>>

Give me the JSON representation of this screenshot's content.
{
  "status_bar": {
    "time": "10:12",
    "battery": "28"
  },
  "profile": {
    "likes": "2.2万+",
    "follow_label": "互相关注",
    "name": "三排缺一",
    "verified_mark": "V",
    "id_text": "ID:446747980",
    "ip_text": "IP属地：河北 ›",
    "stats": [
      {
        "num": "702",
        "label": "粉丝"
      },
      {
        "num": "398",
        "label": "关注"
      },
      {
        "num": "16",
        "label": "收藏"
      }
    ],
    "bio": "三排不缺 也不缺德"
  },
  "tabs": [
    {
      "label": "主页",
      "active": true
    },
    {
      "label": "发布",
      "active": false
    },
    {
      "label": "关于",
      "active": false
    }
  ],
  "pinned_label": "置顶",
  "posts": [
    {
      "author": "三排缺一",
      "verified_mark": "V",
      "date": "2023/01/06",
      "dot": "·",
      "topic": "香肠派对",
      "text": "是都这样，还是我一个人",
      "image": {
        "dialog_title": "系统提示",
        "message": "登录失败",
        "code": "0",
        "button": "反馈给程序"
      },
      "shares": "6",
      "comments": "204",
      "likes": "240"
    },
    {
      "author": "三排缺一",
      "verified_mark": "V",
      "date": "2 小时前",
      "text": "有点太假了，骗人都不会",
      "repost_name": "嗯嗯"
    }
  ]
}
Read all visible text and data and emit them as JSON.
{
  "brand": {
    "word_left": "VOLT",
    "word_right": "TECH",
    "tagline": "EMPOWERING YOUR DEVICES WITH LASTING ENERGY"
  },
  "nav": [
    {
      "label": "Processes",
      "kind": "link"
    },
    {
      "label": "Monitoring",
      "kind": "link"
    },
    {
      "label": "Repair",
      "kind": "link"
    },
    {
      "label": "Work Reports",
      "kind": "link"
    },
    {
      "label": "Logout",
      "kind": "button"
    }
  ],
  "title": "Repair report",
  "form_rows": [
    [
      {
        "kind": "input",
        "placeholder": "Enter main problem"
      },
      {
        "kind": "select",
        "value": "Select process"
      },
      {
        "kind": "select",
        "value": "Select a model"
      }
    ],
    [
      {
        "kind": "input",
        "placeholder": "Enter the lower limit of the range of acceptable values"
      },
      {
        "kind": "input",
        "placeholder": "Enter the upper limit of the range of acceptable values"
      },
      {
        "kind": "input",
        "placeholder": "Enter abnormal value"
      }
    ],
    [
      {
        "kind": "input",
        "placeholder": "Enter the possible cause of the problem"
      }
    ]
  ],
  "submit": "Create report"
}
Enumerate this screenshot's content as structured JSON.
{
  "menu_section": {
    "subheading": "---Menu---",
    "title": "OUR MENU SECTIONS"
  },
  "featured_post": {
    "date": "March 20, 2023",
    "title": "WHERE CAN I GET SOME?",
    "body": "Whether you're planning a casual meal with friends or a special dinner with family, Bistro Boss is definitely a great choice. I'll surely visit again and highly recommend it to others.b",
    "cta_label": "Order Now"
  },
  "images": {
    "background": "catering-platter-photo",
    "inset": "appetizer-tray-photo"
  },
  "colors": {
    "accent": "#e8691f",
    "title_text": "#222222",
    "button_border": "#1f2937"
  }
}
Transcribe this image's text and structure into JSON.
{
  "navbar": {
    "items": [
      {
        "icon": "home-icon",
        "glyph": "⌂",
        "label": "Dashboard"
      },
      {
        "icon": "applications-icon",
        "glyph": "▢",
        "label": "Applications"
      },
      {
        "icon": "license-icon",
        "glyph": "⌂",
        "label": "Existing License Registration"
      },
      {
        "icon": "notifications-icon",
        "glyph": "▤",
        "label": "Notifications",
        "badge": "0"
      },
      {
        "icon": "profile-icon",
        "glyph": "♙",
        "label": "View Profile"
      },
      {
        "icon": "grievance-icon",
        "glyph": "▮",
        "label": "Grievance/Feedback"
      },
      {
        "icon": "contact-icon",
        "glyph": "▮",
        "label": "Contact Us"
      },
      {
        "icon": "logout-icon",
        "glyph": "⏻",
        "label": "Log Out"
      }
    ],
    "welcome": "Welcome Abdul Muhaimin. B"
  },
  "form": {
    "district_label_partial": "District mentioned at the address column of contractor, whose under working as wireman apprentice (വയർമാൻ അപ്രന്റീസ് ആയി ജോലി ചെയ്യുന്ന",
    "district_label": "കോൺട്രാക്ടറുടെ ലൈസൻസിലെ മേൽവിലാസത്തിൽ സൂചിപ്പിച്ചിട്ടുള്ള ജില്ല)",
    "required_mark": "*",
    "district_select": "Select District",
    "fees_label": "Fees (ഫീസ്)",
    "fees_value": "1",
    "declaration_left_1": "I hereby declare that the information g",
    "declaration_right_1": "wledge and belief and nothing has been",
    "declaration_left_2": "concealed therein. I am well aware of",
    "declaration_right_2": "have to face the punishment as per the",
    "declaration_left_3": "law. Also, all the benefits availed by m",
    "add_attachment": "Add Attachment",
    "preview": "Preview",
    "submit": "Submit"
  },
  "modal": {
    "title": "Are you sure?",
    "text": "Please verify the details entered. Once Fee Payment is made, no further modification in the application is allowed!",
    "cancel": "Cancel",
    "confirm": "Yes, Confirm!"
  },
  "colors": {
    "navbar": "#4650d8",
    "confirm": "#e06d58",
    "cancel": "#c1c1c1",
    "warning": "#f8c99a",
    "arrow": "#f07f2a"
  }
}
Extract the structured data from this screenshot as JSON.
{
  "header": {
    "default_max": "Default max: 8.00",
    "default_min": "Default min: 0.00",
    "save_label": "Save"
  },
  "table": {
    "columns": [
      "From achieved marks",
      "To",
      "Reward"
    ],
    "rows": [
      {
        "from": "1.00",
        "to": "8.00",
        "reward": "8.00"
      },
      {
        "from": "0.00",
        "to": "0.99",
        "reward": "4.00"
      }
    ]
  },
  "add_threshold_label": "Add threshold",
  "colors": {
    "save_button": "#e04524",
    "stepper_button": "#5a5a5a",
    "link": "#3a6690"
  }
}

<<

Stated goal: Using the data above, return each line exactly as written.

Output for this exercise:
Give me the JSON representation of this screenshot's content.
{
  "status_bar": {
    "time": "10:12",
    "battery": "28"
  },
  "profile": {
    "likes": "2.2万+",
    "follow_label": "互相关注",
    "name": "三排缺一",
    "verified_mark": "V",
    "id_text": "ID:446747980",
    "ip_text": "IP属地：河北 ›",
    "stats": [
      {
        "num": "702",
        "label": "粉丝"
      },
      {
        "num": "398",
        "label": "关注"
      },
      {
        "num": "16",
        "label": "收藏"
      }
    ],
    "bio": "三排不缺 也不缺德"
  },
  "tabs": [
    {
      "label": "主页",
      "active": true
    },
    {
      "label": "发布",
      "active": false
    },
    {
      "label": "关于",
      "active": false
    }
  ],
  "pinned_label": "置顶",
  "posts": [
    {
      "author": "三排缺一",
      "verified_mark": "V",
      "date": "2023/01/06",
      "dot": "·",
      "topic": "香肠派对",
      "text": "是都这样，还是我一个人",
      "image": {
        "dialog_title": "系统提示",
        "message": "登录失败",
        "code": "0",
        "button": "反馈给程序"
      },
      "shares": "6",
      "comments": "204",
      "likes": "240"
    },
    {
      "author": "三排缺一",
      "verified_mark": "V",
      "date": "2 小时前",
      "text": "有点太假了，骗人都不会",
      "repost_name": "嗯嗯"
    }
  ]
}
Read all visible text and data and emit them as JSON.
{
  "brand": {
    "word_left": "VOLT",
    "word_right": "TECH",
    "tagline": "EMPOWERING YOUR DEVICES WITH LASTING ENERGY"
  },
  "nav": [
    {
      "label": "Processes",
      "kind": "link"
    },
    {
      "label": "Monitoring",
      "kind": "link"
    },
    {
      "label": "Repair",
      "kind": "link"
    },
    {
      "label": "Work Reports",
      "kind": "link"
    },
    {
      "label": "Logout",
      "kind": "button"
    }
  ],
  "title": "Repair report",
  "form_rows": [
    [
      {
        "kind": "input",
        "placeholder": "Enter main problem"
      },
      {
        "kind": "select",
        "value": "Select process"
      },
      {
        "kind": "select",
        "value": "Select a model"
      }
    ],
    [
      {
        "kind": "input",
        "placeholder": "Enter the lower limit of the range of acceptable values"
      },
      {
        "kind": "input",
        "placeholder": "Enter the upper limit of the range of acceptable values"
      },
      {
        "kind": "input",
        "placeholder": "Enter abnormal value"
      }
    ],
    [
      {
        "kind": "input",
        "placeholder": "Enter the possible cause of the problem"
      }
    ]
  ],
  "submit": "Create report"
}
Enumerate this screenshot's content as structured JSON.
{
  "menu_section": {
    "subheading": "---Menu---",
    "title": "OUR MENU SECTIONS"
  },
  "featured_post": {
    "date": "March 20, 2023",
    "title": "WHERE CAN I GET SOME?",
    "body": "Whether you're planning a casual meal with friends or a special dinner with family, Bistro Boss is definitely a great choice. I'll surely visit again and highly recommend it to others.b",
    "cta_label": "Order Now"
  },
  "images": {
    "background": "catering-platter-photo",
    "inset": "appetizer-tray-photo"
  },
  "colors": {
    "accent": "#e8691f",
    "title_text": "#222222",
    "button_border": "#1f2937"
  }
}
Transcribe this image's text and structure into JSON.
{
  "navbar": {
    "items": [
      {
        "icon": "home-icon",
        "glyph": "⌂",
        "label": "Dashboard"
      },
      {
        "icon": "applications-icon",
        "glyph": "▢",
        "label": "Applications"
      },
      {
        "icon": "license-icon",
        "glyph": "⌂",
        "label": "Existing License Registration"
      },
      {
        "icon": "notifications-icon",
        "glyph": "▤",
        "label": "Notifications",
        "badge": "0"
      },
      {
        "icon": "profile-icon",
        "glyph": "♙",
        "label": "View Profile"
      },
      {
        "icon": "grievance-icon",
        "glyph": "▮",
        "label": "Grievance/Feedback"
      },
      {
        "icon": "contact-icon",
        "glyph": "▮",
        "label": "Contact Us"
      },
      {
        "icon": "logout-icon",
        "glyph": "⏻",
        "label": "Log Out"
      }
    ],
    "welcome": "Welcome Abdul Muhaimin. B"
  },
  "form": {
    "district_label_partial": "District mentioned at the address column of contractor, whose under working as wireman apprentice (വയർമാൻ അപ്രന്റീസ് ആയി ജോലി ചെയ്യുന്ന",
    "district_label": "കോൺട്രാക്ടറുടെ ലൈസൻസിലെ മേൽവിലാസത്തിൽ സൂചിപ്പിച്ചിട്ടുള്ള ജില്ല)",
    "required_mark": "*",
    "district_select": "Select District",
    "fees_label": "Fees (ഫീസ്)",
    "fees_value": "1",
    "declaration_left_1": "I hereby declare that the information g",
    "declaration_right_1": "wledge and belief and nothing has been",
    "declaration_left_2": "concealed therein. I am well aware of",
    "declaration_right_2": "have to face the punishment as per the",
    "declaration_left_3": "law. Also, all the benefits availed by m",
    "add_attachment": "Add Attachment",
    "preview": "Preview",
    "submit": "Submit"
  },
  "modal": {
    "title": "Are you sure?",
    "text": "Please verify the details entered. Once Fee Payment is made, no further modification in the application is allowed!",
    "cancel": "Cancel",
    "confirm": "Yes, Confirm!"
  },
  "colors": {
    "navbar": "#4650d8",
    "confirm": "#e06d58",
    "cancel": "#c1c1c1",
    "warning": "#f8c99a",
    "arrow": "#f07f2a"
  }
}
Extract the structured data from this screenshot as JSON.
{
  "header": {
    "default_max": "Default max: 8.00",
    "default_min": "Default min: 0.00",
    "save_label": "Save"
  },
  "table": {
    "columns": [
      "From achieved marks",
      "To",
      "Reward"
    ],
    "rows": [
      {
        "from": "1.00",
        "to": "8.00",
        "reward": "8.00"
      },
      {
        "from": "0.00",
        "to": "0.99",
        "reward": "4.00"
      }
    ]
  },
  "add_threshold_label": "Add threshold",
  "colors": {
    "save_button": "#e04524",
    "stepper_button": "#5a5a5a",
    "link": "#3a6690"
  }
}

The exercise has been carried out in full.